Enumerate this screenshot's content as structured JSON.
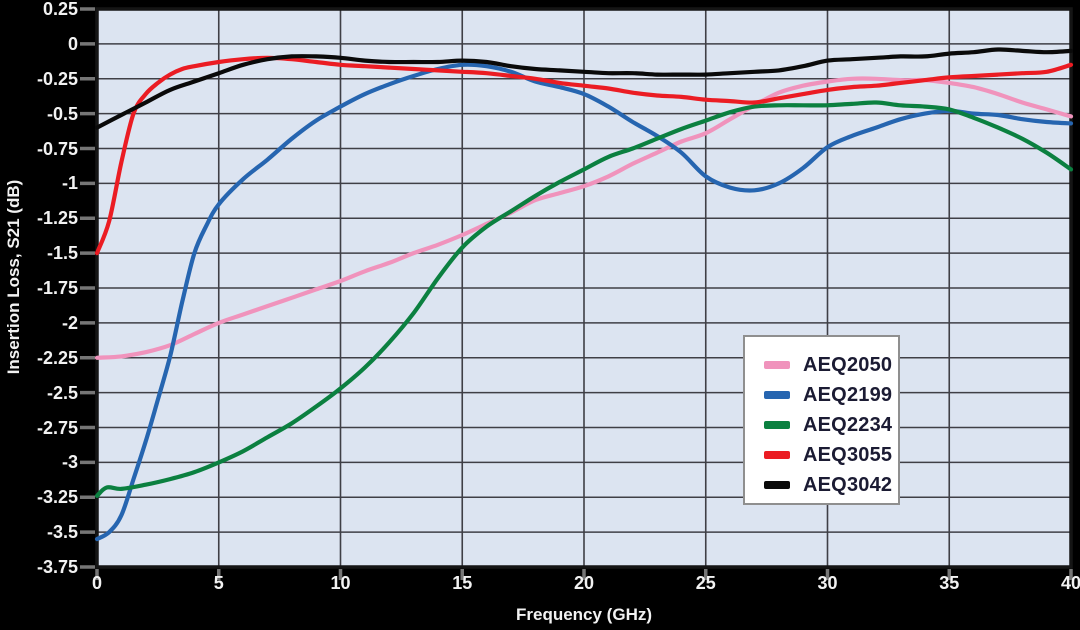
{
  "colors": {
    "background": "#000000",
    "plot_background": "#dce4f1",
    "grid": "#3f3f46",
    "frame": "#151515",
    "tick": "#767676",
    "tick_label": "#f2f2f2",
    "legend_background": "#ffffff",
    "legend_border": "#8f8f8f",
    "legend_text": "#1b1b33"
  },
  "chart_data": {
    "type": "line",
    "title": "",
    "xlabel": "Frequency (GHz)",
    "ylabel": "Insertion Loss, S21 (dB)",
    "xlim": [
      0,
      40
    ],
    "ylim": [
      -3.75,
      0.25
    ],
    "grid": true,
    "legend_position": "inside-lower-right",
    "xticks": [
      0,
      5,
      10,
      15,
      20,
      25,
      30,
      35,
      40
    ],
    "xtick_labels": [
      "0",
      "5",
      "10",
      "15",
      "20",
      "25",
      "30",
      "35",
      "40"
    ],
    "ytick_values": [
      0.25,
      0,
      -0.25,
      -0.5,
      -0.75,
      -1,
      -1.25,
      -1.5,
      -1.75,
      -2,
      -2.25,
      -2.5,
      -2.75,
      -3,
      -3.25,
      -3.5,
      -3.75
    ],
    "ytick_labels": [
      "0.25",
      "0",
      "-0.25",
      "-0.5",
      "-0.75",
      "-1",
      "-1.25",
      "-1.5",
      "-1.75",
      "-2",
      "-2.25",
      "-2.5",
      "-2.75",
      "-3",
      "-3.25",
      "-3.5",
      "-3.75"
    ],
    "series": [
      {
        "name": "AEQ2050",
        "color": "#f093bc",
        "points": [
          [
            0,
            -2.25
          ],
          [
            1,
            -2.24
          ],
          [
            2,
            -2.21
          ],
          [
            3,
            -2.16
          ],
          [
            4,
            -2.08
          ],
          [
            5,
            -2.0
          ],
          [
            6,
            -1.94
          ],
          [
            7,
            -1.88
          ],
          [
            8,
            -1.82
          ],
          [
            9,
            -1.76
          ],
          [
            10,
            -1.7
          ],
          [
            11,
            -1.63
          ],
          [
            12,
            -1.57
          ],
          [
            13,
            -1.5
          ],
          [
            14,
            -1.44
          ],
          [
            15,
            -1.37
          ],
          [
            16,
            -1.29
          ],
          [
            17,
            -1.21
          ],
          [
            18,
            -1.12
          ],
          [
            19,
            -1.07
          ],
          [
            20,
            -1.02
          ],
          [
            21,
            -0.95
          ],
          [
            22,
            -0.86
          ],
          [
            23,
            -0.78
          ],
          [
            24,
            -0.7
          ],
          [
            25,
            -0.64
          ],
          [
            26,
            -0.54
          ],
          [
            27,
            -0.44
          ],
          [
            28,
            -0.35
          ],
          [
            29,
            -0.3
          ],
          [
            30,
            -0.27
          ],
          [
            31,
            -0.25
          ],
          [
            32,
            -0.25
          ],
          [
            33,
            -0.26
          ],
          [
            34,
            -0.26
          ],
          [
            35,
            -0.28
          ],
          [
            36,
            -0.31
          ],
          [
            37,
            -0.36
          ],
          [
            38,
            -0.42
          ],
          [
            39,
            -0.47
          ],
          [
            40,
            -0.52
          ]
        ]
      },
      {
        "name": "AEQ2199",
        "color": "#2665b0",
        "points": [
          [
            0,
            -3.55
          ],
          [
            0.5,
            -3.5
          ],
          [
            1,
            -3.38
          ],
          [
            1.5,
            -3.12
          ],
          [
            2,
            -2.85
          ],
          [
            2.5,
            -2.55
          ],
          [
            3,
            -2.24
          ],
          [
            3.5,
            -1.85
          ],
          [
            4,
            -1.5
          ],
          [
            4.5,
            -1.3
          ],
          [
            5,
            -1.15
          ],
          [
            6,
            -0.97
          ],
          [
            7,
            -0.83
          ],
          [
            8,
            -0.68
          ],
          [
            9,
            -0.55
          ],
          [
            10,
            -0.45
          ],
          [
            11,
            -0.36
          ],
          [
            12,
            -0.29
          ],
          [
            13,
            -0.23
          ],
          [
            14,
            -0.18
          ],
          [
            15,
            -0.15
          ],
          [
            16,
            -0.16
          ],
          [
            17,
            -0.2
          ],
          [
            18,
            -0.27
          ],
          [
            19,
            -0.31
          ],
          [
            20,
            -0.36
          ],
          [
            21,
            -0.45
          ],
          [
            22,
            -0.56
          ],
          [
            23,
            -0.66
          ],
          [
            24,
            -0.78
          ],
          [
            25,
            -0.95
          ],
          [
            26,
            -1.03
          ],
          [
            27,
            -1.05
          ],
          [
            28,
            -1.0
          ],
          [
            29,
            -0.89
          ],
          [
            30,
            -0.74
          ],
          [
            31,
            -0.66
          ],
          [
            32,
            -0.6
          ],
          [
            33,
            -0.54
          ],
          [
            34,
            -0.5
          ],
          [
            35,
            -0.48
          ],
          [
            36,
            -0.5
          ],
          [
            37,
            -0.51
          ],
          [
            38,
            -0.54
          ],
          [
            39,
            -0.56
          ],
          [
            40,
            -0.57
          ]
        ]
      },
      {
        "name": "AEQ2234",
        "color": "#0b8040",
        "points": [
          [
            0,
            -3.24
          ],
          [
            0.4,
            -3.18
          ],
          [
            1,
            -3.19
          ],
          [
            2,
            -3.16
          ],
          [
            3,
            -3.12
          ],
          [
            4,
            -3.07
          ],
          [
            5,
            -3.0
          ],
          [
            6,
            -2.92
          ],
          [
            7,
            -2.82
          ],
          [
            8,
            -2.72
          ],
          [
            9,
            -2.6
          ],
          [
            10,
            -2.47
          ],
          [
            11,
            -2.32
          ],
          [
            12,
            -2.14
          ],
          [
            13,
            -1.93
          ],
          [
            14,
            -1.68
          ],
          [
            15,
            -1.46
          ],
          [
            16,
            -1.31
          ],
          [
            17,
            -1.2
          ],
          [
            18,
            -1.09
          ],
          [
            19,
            -0.99
          ],
          [
            20,
            -0.9
          ],
          [
            21,
            -0.81
          ],
          [
            22,
            -0.75
          ],
          [
            23,
            -0.68
          ],
          [
            24,
            -0.61
          ],
          [
            25,
            -0.55
          ],
          [
            26,
            -0.49
          ],
          [
            27,
            -0.45
          ],
          [
            28,
            -0.44
          ],
          [
            29,
            -0.44
          ],
          [
            30,
            -0.44
          ],
          [
            31,
            -0.43
          ],
          [
            32,
            -0.42
          ],
          [
            33,
            -0.44
          ],
          [
            34,
            -0.45
          ],
          [
            35,
            -0.47
          ],
          [
            36,
            -0.53
          ],
          [
            37,
            -0.6
          ],
          [
            38,
            -0.68
          ],
          [
            39,
            -0.78
          ],
          [
            40,
            -0.9
          ]
        ]
      },
      {
        "name": "AEQ3055",
        "color": "#eb1c23",
        "points": [
          [
            0,
            -1.5
          ],
          [
            0.5,
            -1.27
          ],
          [
            1,
            -0.85
          ],
          [
            1.5,
            -0.5
          ],
          [
            2,
            -0.36
          ],
          [
            2.5,
            -0.28
          ],
          [
            3,
            -0.22
          ],
          [
            3.5,
            -0.18
          ],
          [
            4,
            -0.16
          ],
          [
            5,
            -0.13
          ],
          [
            6,
            -0.11
          ],
          [
            7,
            -0.1
          ],
          [
            8,
            -0.11
          ],
          [
            9,
            -0.13
          ],
          [
            10,
            -0.15
          ],
          [
            11,
            -0.16
          ],
          [
            12,
            -0.17
          ],
          [
            13,
            -0.18
          ],
          [
            14,
            -0.19
          ],
          [
            15,
            -0.2
          ],
          [
            16,
            -0.21
          ],
          [
            17,
            -0.23
          ],
          [
            18,
            -0.25
          ],
          [
            19,
            -0.28
          ],
          [
            20,
            -0.3
          ],
          [
            21,
            -0.32
          ],
          [
            22,
            -0.35
          ],
          [
            23,
            -0.37
          ],
          [
            24,
            -0.38
          ],
          [
            25,
            -0.4
          ],
          [
            26,
            -0.41
          ],
          [
            27,
            -0.42
          ],
          [
            28,
            -0.39
          ],
          [
            29,
            -0.36
          ],
          [
            30,
            -0.33
          ],
          [
            31,
            -0.31
          ],
          [
            32,
            -0.3
          ],
          [
            33,
            -0.28
          ],
          [
            34,
            -0.26
          ],
          [
            35,
            -0.24
          ],
          [
            36,
            -0.23
          ],
          [
            37,
            -0.22
          ],
          [
            38,
            -0.21
          ],
          [
            39,
            -0.2
          ],
          [
            40,
            -0.15
          ]
        ]
      },
      {
        "name": "AEQ3042",
        "color": "#0a0a0a",
        "points": [
          [
            0,
            -0.6
          ],
          [
            1,
            -0.51
          ],
          [
            2,
            -0.42
          ],
          [
            3,
            -0.33
          ],
          [
            4,
            -0.27
          ],
          [
            5,
            -0.21
          ],
          [
            6,
            -0.15
          ],
          [
            7,
            -0.11
          ],
          [
            8,
            -0.09
          ],
          [
            9,
            -0.09
          ],
          [
            10,
            -0.1
          ],
          [
            11,
            -0.12
          ],
          [
            12,
            -0.13
          ],
          [
            13,
            -0.13
          ],
          [
            14,
            -0.13
          ],
          [
            15,
            -0.12
          ],
          [
            16,
            -0.13
          ],
          [
            17,
            -0.16
          ],
          [
            18,
            -0.18
          ],
          [
            19,
            -0.19
          ],
          [
            20,
            -0.2
          ],
          [
            21,
            -0.21
          ],
          [
            22,
            -0.21
          ],
          [
            23,
            -0.22
          ],
          [
            24,
            -0.22
          ],
          [
            25,
            -0.22
          ],
          [
            26,
            -0.21
          ],
          [
            27,
            -0.2
          ],
          [
            28,
            -0.19
          ],
          [
            29,
            -0.16
          ],
          [
            30,
            -0.12
          ],
          [
            31,
            -0.11
          ],
          [
            32,
            -0.1
          ],
          [
            33,
            -0.09
          ],
          [
            34,
            -0.09
          ],
          [
            35,
            -0.07
          ],
          [
            36,
            -0.06
          ],
          [
            37,
            -0.04
          ],
          [
            38,
            -0.05
          ],
          [
            39,
            -0.06
          ],
          [
            40,
            -0.05
          ]
        ]
      }
    ]
  }
}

=-=-=-=-=

What this task involves ▸ Extract all lines from the material above that include the word "name".

Response for this exercise ▸
        "name": "AEQ2050",
        "name": "AEQ2199",
        "name": "AEQ2234",
        "name": "AEQ3055",
        "name": "AEQ3042",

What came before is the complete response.